# [Goal]
Output each entry below as it stands, leaving out every picture.

# [Supplied entries]
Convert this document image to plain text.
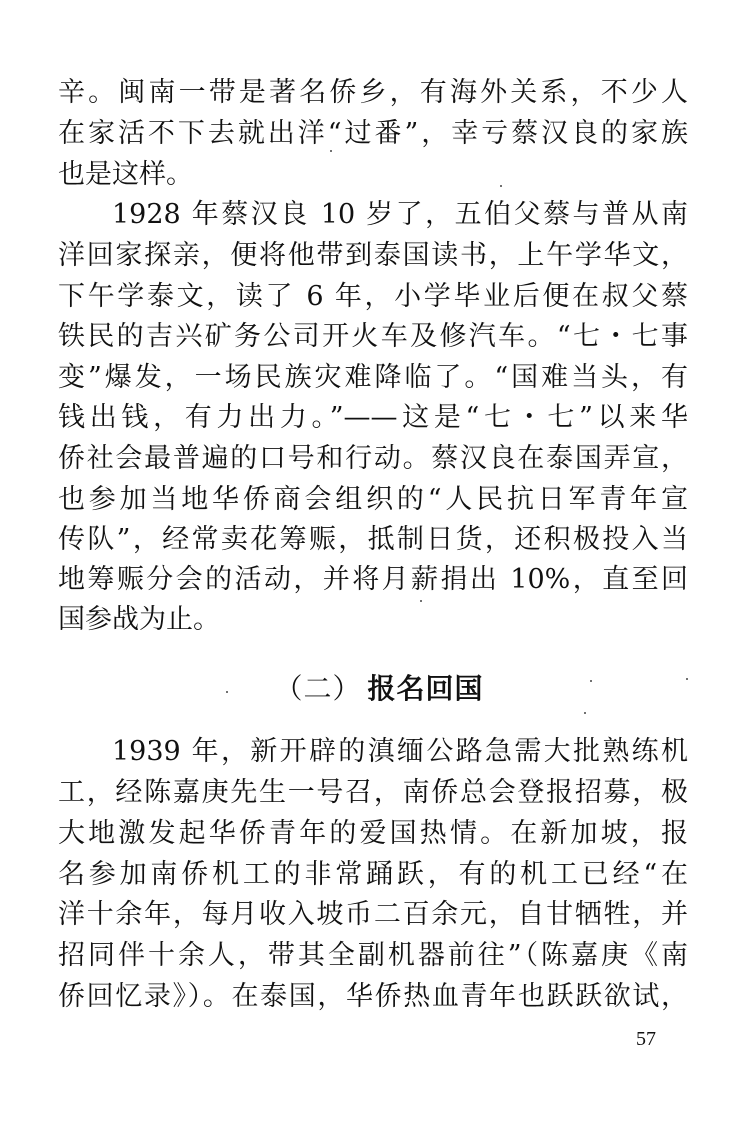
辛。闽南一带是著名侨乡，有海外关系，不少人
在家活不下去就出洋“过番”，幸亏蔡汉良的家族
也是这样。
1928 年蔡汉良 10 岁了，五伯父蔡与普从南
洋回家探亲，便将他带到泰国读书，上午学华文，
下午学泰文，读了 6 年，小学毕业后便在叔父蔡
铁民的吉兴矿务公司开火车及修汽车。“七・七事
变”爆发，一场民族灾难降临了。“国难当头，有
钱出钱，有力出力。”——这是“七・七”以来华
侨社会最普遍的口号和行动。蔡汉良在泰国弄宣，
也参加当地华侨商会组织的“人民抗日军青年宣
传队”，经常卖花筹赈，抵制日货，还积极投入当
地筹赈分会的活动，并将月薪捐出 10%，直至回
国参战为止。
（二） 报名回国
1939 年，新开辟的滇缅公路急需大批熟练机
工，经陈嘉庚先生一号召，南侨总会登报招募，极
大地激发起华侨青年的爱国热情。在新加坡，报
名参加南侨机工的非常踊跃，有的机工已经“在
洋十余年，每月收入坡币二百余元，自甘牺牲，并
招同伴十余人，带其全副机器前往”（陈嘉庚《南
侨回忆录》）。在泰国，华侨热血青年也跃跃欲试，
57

# [Solution to the problem]
Convert this document image to plain text.
辛。闽南一带是著名侨乡，有海外关系，不少人
在家活不下去就出洋“过番”，幸亏蔡汉良的家族
也是这样。
1928 年蔡汉良 10 岁了，五伯父蔡与普从南
洋回家探亲，便将他带到泰国读书，上午学华文，
下午学泰文，读了 6 年，小学毕业后便在叔父蔡
铁民的吉兴矿务公司开火车及修汽车。“七・七事
变”爆发，一场民族灾难降临了。“国难当头，有
钱出钱，有力出力。”——这是“七・七”以来华
侨社会最普遍的口号和行动。蔡汉良在泰国弄宣，
也参加当地华侨商会组织的“人民抗日军青年宣
传队”，经常卖花筹赈，抵制日货，还积极投入当
地筹赈分会的活动，并将月薪捐出 10%，直至回
国参战为止。
（二） 报名回国
1939 年，新开辟的滇缅公路急需大批熟练机
工，经陈嘉庚先生一号召，南侨总会登报招募，极
大地激发起华侨青年的爱国热情。在新加坡，报
名参加南侨机工的非常踊跃，有的机工已经“在
洋十余年，每月收入坡币二百余元，自甘牺牲，并
招同伴十余人，带其全副机器前往”（陈嘉庚《南
侨回忆录》）。在泰国，华侨热血青年也跃跃欲试，
57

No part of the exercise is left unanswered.